Copy out each line exactly; pictures stay out of the copy.

- [Provided data]:
┌──

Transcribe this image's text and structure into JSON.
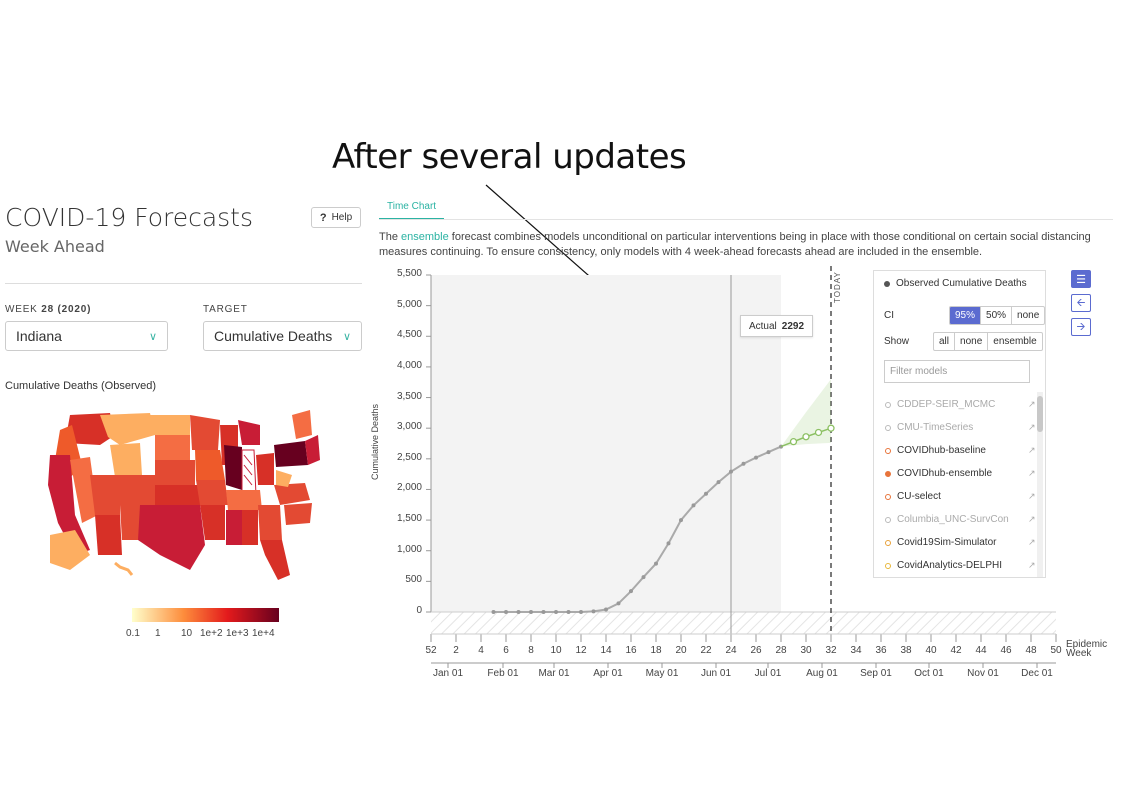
{
  "annotation": "After several updates",
  "sidebar": {
    "title": "COVID-19 Forecasts",
    "subtitle": "Week Ahead",
    "help_label": "Help",
    "week_label": "WEEK",
    "week_value": "28 (2020)",
    "target_label": "TARGET",
    "region_value": "Indiana",
    "target_value": "Cumulative Deaths",
    "map_title": "Cumulative Deaths (Observed)",
    "legend_ticks": [
      "0.1",
      "1",
      "10",
      "1e+2",
      "1e+3",
      "1e+4"
    ]
  },
  "tabs": [
    {
      "label": "Time Chart"
    }
  ],
  "description": {
    "pre": "The ",
    "link": "ensemble",
    "post": " forecast combines models unconditional on particular interventions being in place with those conditional on certain social distancing measures continuing. To ensure consistency, only models with 4 week-ahead forecasts ahead are included in the ensemble."
  },
  "tooltip": {
    "label": "Actual",
    "value": "2292"
  },
  "today_label": "TODAY",
  "panel": {
    "observed_label": "Observed Cumulative Deaths",
    "ci_label": "CI",
    "ci_options": [
      "95%",
      "50%",
      "none"
    ],
    "ci_selected": "95%",
    "show_label": "Show",
    "show_options": [
      "all",
      "none",
      "ensemble"
    ],
    "filter_placeholder": "Filter models",
    "models": [
      {
        "name": "CDDEP-SEIR_MCMC",
        "color": "#bbbbbb",
        "filled": false,
        "active": false
      },
      {
        "name": "CMU-TimeSeries",
        "color": "#bbbbbb",
        "filled": false,
        "active": false
      },
      {
        "name": "COVIDhub-baseline",
        "color": "#e8743b",
        "filled": false,
        "active": true
      },
      {
        "name": "COVIDhub-ensemble",
        "color": "#e8743b",
        "filled": true,
        "active": true
      },
      {
        "name": "CU-select",
        "color": "#e8743b",
        "filled": false,
        "active": true
      },
      {
        "name": "Columbia_UNC-SurvCon",
        "color": "#bbbbbb",
        "filled": false,
        "active": false
      },
      {
        "name": "Covid19Sim-Simulator",
        "color": "#e8a23b",
        "filled": false,
        "active": true
      },
      {
        "name": "CovidAnalytics-DELPHI",
        "color": "#e8b83b",
        "filled": false,
        "active": true
      }
    ]
  },
  "chart_data": {
    "type": "line",
    "ylabel": "Cumulative Deaths",
    "xlabel": "Epidemic Week",
    "ylim": [
      0,
      5500
    ],
    "y_ticks": [
      "0",
      "500",
      "1,000",
      "1,500",
      "2,000",
      "2,500",
      "3,000",
      "3,500",
      "4,000",
      "4,500",
      "5,000",
      "5,500"
    ],
    "x_week_ticks": [
      "52",
      "2",
      "4",
      "6",
      "8",
      "10",
      "12",
      "14",
      "16",
      "18",
      "20",
      "22",
      "24",
      "26",
      "28",
      "30",
      "32",
      "34",
      "36",
      "38",
      "40",
      "42",
      "44",
      "46",
      "48",
      "50"
    ],
    "x_month_ticks": [
      "Jan 01",
      "Feb 01",
      "Mar 01",
      "Apr 01",
      "May 01",
      "Jun 01",
      "Jul 01",
      "Aug 01",
      "Sep 01",
      "Oct 01",
      "Nov 01",
      "Dec 01"
    ],
    "today_week": 32,
    "shaded_range_weeks": [
      52,
      28
    ],
    "vertical_line_week": 24,
    "series": [
      {
        "values_x_week": [
          5,
          6,
          7,
          8,
          9,
          10,
          11,
          12,
          13,
          14,
          15,
          16,
          17,
          18,
          19,
          20,
          21,
          22,
          23,
          24,
          25,
          26,
          27,
          28
        ],
        "values_y": [
          0,
          0,
          0,
          0,
          0,
          0,
          0,
          0,
          10,
          40,
          140,
          340,
          570,
          790,
          1120,
          1500,
          1740,
          1930,
          2120,
          2290,
          2420,
          2520,
          2610,
          2700
        ],
        "color": "#aaaaaa"
      },
      {
        "values_x_week": [
          29,
          30,
          31,
          32
        ],
        "values_y": [
          2780,
          2860,
          2930,
          3000
        ],
        "color": "#8cc063"
      }
    ]
  },
  "colors": {
    "accent": "#2bb3a3",
    "primary": "#5b6bd0",
    "forecast": "#8cc063",
    "observed": "#aaaaaa"
  }
}
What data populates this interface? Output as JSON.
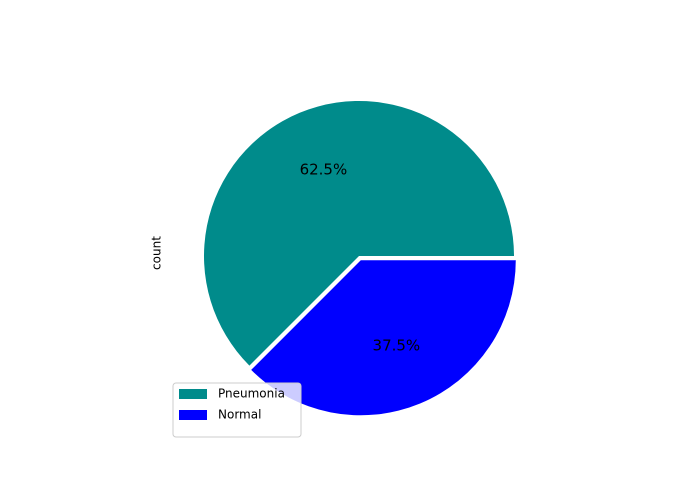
{
  "chart_data": {
    "type": "pie",
    "ylabel": "count",
    "categories": [
      "Pneumonia",
      "Normal"
    ],
    "values": [
      62.5,
      37.5
    ],
    "value_labels": [
      "62.5%",
      "37.5%"
    ],
    "colors": [
      "#008b8b",
      "#0000ff"
    ],
    "explode": [
      0,
      0.03
    ],
    "startangle": 0,
    "legend": "lower left"
  }
}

└──

- [Right answer]:
Transcribe this image's text and structure into JSON.
{
  "annotation": "After several updates",
  "sidebar": {
    "title": "COVID-19 Forecasts",
    "subtitle": "Week Ahead",
    "help_label": "Help",
    "week_label": "WEEK",
    "week_value": "28 (2020)",
    "target_label": "TARGET",
    "region_value": "Indiana",
    "target_value": "Cumulative Deaths",
    "map_title": "Cumulative Deaths (Observed)",
    "legend_ticks": [
      "0.1",
      "1",
      "10",
      "1e+2",
      "1e+3",
      "1e+4"
    ]
  },
  "tabs": [
    {
      "label": "Time Chart"
    }
  ],
  "description": {
    "pre": "The ",
    "link": "ensemble",
    "post": " forecast combines models unconditional on particular interventions being in place with those conditional on certain social distancing measures continuing. To ensure consistency, only models with 4 week-ahead forecasts ahead are included in the ensemble."
  },
  "tooltip": {
    "label": "Actual",
    "value": "2292"
  },
  "today_label": "TODAY",
  "panel": {
    "observed_label": "Observed Cumulative Deaths",
    "ci_label": "CI",
    "ci_options": [
      "95%",
      "50%",
      "none"
    ],
    "ci_selected": "95%",
    "show_label": "Show",
    "show_options": [
      "all",
      "none",
      "ensemble"
    ],
    "filter_placeholder": "Filter models",
    "models": [
      {
        "name": "CDDEP-SEIR_MCMC",
        "color": "#bbbbbb",
        "filled": false,
        "active": false
      },
      {
        "name": "CMU-TimeSeries",
        "color": "#bbbbbb",
        "filled": false,
        "active": false
      },
      {
        "name": "COVIDhub-baseline",
        "color": "#e8743b",
        "filled": false,
        "active": true
      },
      {
        "name": "COVIDhub-ensemble",
        "color": "#e8743b",
        "filled": true,
        "active": true
      },
      {
        "name": "CU-select",
        "color": "#e8743b",
        "filled": false,
        "active": true
      },
      {
        "name": "Columbia_UNC-SurvCon",
        "color": "#bbbbbb",
        "filled": false,
        "active": false
      },
      {
        "name": "Covid19Sim-Simulator",
        "color": "#e8a23b",
        "filled": false,
        "active": true
      },
      {
        "name": "CovidAnalytics-DELPHI",
        "color": "#e8b83b",
        "filled": false,
        "active": true
      }
    ]
  },
  "chart_data": {
    "type": "line",
    "ylabel": "Cumulative Deaths",
    "xlabel": "Epidemic Week",
    "ylim": [
      0,
      5500
    ],
    "y_ticks": [
      "0",
      "500",
      "1,000",
      "1,500",
      "2,000",
      "2,500",
      "3,000",
      "3,500",
      "4,000",
      "4,500",
      "5,000",
      "5,500"
    ],
    "x_week_ticks": [
      "52",
      "2",
      "4",
      "6",
      "8",
      "10",
      "12",
      "14",
      "16",
      "18",
      "20",
      "22",
      "24",
      "26",
      "28",
      "30",
      "32",
      "34",
      "36",
      "38",
      "40",
      "42",
      "44",
      "46",
      "48",
      "50"
    ],
    "x_month_ticks": [
      "Jan 01",
      "Feb 01",
      "Mar 01",
      "Apr 01",
      "May 01",
      "Jun 01",
      "Jul 01",
      "Aug 01",
      "Sep 01",
      "Oct 01",
      "Nov 01",
      "Dec 01"
    ],
    "today_week": 32,
    "shaded_range_weeks": [
      52,
      28
    ],
    "vertical_line_week": 24,
    "series": [
      {
        "values_x_week": [
          5,
          6,
          7,
          8,
          9,
          10,
          11,
          12,
          13,
          14,
          15,
          16,
          17,
          18,
          19,
          20,
          21,
          22,
          23,
          24,
          25,
          26,
          27,
          28
        ],
        "values_y": [
          0,
          0,
          0,
          0,
          0,
          0,
          0,
          0,
          10,
          40,
          140,
          340,
          570,
          790,
          1120,
          1500,
          1740,
          1930,
          2120,
          2290,
          2420,
          2520,
          2610,
          2700
        ],
        "color": "#aaaaaa"
      },
      {
        "values_x_week": [
          29,
          30,
          31,
          32
        ],
        "values_y": [
          2780,
          2860,
          2930,
          3000
        ],
        "color": "#8cc063"
      }
    ]
  },
  "colors": {
    "accent": "#2bb3a3",
    "primary": "#5b6bd0",
    "forecast": "#8cc063",
    "observed": "#aaaaaa"
  }
}
What data populates this interface? Output as JSON.
{
  "chart_data": {
    "type": "pie",
    "ylabel": "count",
    "categories": [
      "Pneumonia",
      "Normal"
    ],
    "values": [
      62.5,
      37.5
    ],
    "value_labels": [
      "62.5%",
      "37.5%"
    ],
    "colors": [
      "#008b8b",
      "#0000ff"
    ],
    "explode": [
      0,
      0.03
    ],
    "startangle": 0,
    "legend": "lower left"
  }
}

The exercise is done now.